### Collected data entries
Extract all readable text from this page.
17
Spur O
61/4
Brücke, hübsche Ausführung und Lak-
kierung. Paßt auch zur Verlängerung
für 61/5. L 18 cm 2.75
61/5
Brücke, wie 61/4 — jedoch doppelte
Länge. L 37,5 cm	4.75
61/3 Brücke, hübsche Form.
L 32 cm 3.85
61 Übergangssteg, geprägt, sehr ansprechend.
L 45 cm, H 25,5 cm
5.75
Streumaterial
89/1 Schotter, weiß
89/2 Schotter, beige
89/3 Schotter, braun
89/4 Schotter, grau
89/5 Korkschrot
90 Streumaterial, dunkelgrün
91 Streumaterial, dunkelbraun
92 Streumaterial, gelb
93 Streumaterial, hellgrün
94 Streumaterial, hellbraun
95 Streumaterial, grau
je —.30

### Work to be completed
Go back to the listing above and please repeat it exactly.

### Completed exercise
Extract all readable text from this page.
17
Spur O
61/4
Brücke, hübsche Ausführung und Lak-
kierung. Paßt auch zur Verlängerung
für 61/5. L 18 cm 2.75
61/5
Brücke, wie 61/4 — jedoch doppelte
Länge. L 37,5 cm	4.75
61/3 Brücke, hübsche Form.
L 32 cm 3.85
61 Übergangssteg, geprägt, sehr ansprechend.
L 45 cm, H 25,5 cm
5.75
Streumaterial
89/1 Schotter, weiß
89/2 Schotter, beige
89/3 Schotter, braun
89/4 Schotter, grau
89/5 Korkschrot
90 Streumaterial, dunkelgrün
91 Streumaterial, dunkelbraun
92 Streumaterial, gelb
93 Streumaterial, hellgrün
94 Streumaterial, hellbraun
95 Streumaterial, grau
je —.30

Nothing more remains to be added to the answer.